[WORK INSTRUCTIONS]
The data must be written out once more, precisely as given.
— start DATA EXTRACT —
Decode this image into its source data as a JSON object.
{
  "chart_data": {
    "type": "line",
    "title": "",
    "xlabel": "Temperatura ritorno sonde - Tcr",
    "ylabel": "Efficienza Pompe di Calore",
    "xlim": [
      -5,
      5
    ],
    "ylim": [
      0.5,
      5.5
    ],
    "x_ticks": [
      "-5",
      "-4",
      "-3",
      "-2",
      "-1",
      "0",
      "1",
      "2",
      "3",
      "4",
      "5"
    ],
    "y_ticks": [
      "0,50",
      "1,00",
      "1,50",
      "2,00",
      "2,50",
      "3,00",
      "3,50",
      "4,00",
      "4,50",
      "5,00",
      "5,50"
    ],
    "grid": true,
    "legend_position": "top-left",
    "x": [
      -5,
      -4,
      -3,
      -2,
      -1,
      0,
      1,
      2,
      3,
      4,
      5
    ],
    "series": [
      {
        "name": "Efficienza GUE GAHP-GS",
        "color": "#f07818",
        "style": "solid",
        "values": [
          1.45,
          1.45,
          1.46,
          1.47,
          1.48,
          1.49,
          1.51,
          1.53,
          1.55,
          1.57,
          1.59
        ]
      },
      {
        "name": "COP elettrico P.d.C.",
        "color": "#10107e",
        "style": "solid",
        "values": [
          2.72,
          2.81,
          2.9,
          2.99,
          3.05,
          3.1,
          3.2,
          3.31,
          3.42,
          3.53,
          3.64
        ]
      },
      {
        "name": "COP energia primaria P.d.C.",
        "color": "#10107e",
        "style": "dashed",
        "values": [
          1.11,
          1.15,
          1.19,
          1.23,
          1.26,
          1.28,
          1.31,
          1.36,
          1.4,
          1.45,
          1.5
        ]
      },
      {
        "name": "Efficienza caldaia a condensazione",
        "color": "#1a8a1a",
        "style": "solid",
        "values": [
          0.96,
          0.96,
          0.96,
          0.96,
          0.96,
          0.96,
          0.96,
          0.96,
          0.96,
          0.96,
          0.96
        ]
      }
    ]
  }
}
— end DATA EXTRACT —
[EXERCISE ANSWER]
Decode this image into its source data as a JSON object.
{
  "chart_data": {
    "type": "line",
    "title": "",
    "xlabel": "Temperatura ritorno sonde - Tcr",
    "ylabel": "Efficienza Pompe di Calore",
    "xlim": [
      -5,
      5
    ],
    "ylim": [
      0.5,
      5.5
    ],
    "x_ticks": [
      "-5",
      "-4",
      "-3",
      "-2",
      "-1",
      "0",
      "1",
      "2",
      "3",
      "4",
      "5"
    ],
    "y_ticks": [
      "0,50",
      "1,00",
      "1,50",
      "2,00",
      "2,50",
      "3,00",
      "3,50",
      "4,00",
      "4,50",
      "5,00",
      "5,50"
    ],
    "grid": true,
    "legend_position": "top-left",
    "x": [
      -5,
      -4,
      -3,
      -2,
      -1,
      0,
      1,
      2,
      3,
      4,
      5
    ],
    "series": [
      {
        "name": "Efficienza GUE GAHP-GS",
        "color": "#f07818",
        "style": "solid",
        "values": [
          1.45,
          1.45,
          1.46,
          1.47,
          1.48,
          1.49,
          1.51,
          1.53,
          1.55,
          1.57,
          1.59
        ]
      },
      {
        "name": "COP elettrico P.d.C.",
        "color": "#10107e",
        "style": "solid",
        "values": [
          2.72,
          2.81,
          2.9,
          2.99,
          3.05,
          3.1,
          3.2,
          3.31,
          3.42,
          3.53,
          3.64
        ]
      },
      {
        "name": "COP energia primaria P.d.C.",
        "color": "#10107e",
        "style": "dashed",
        "values": [
          1.11,
          1.15,
          1.19,
          1.23,
          1.26,
          1.28,
          1.31,
          1.36,
          1.4,
          1.45,
          1.5
        ]
      },
      {
        "name": "Efficienza caldaia a condensazione",
        "color": "#1a8a1a",
        "style": "solid",
        "values": [
          0.96,
          0.96,
          0.96,
          0.96,
          0.96,
          0.96,
          0.96,
          0.96,
          0.96,
          0.96,
          0.96
        ]
      }
    ]
  }
}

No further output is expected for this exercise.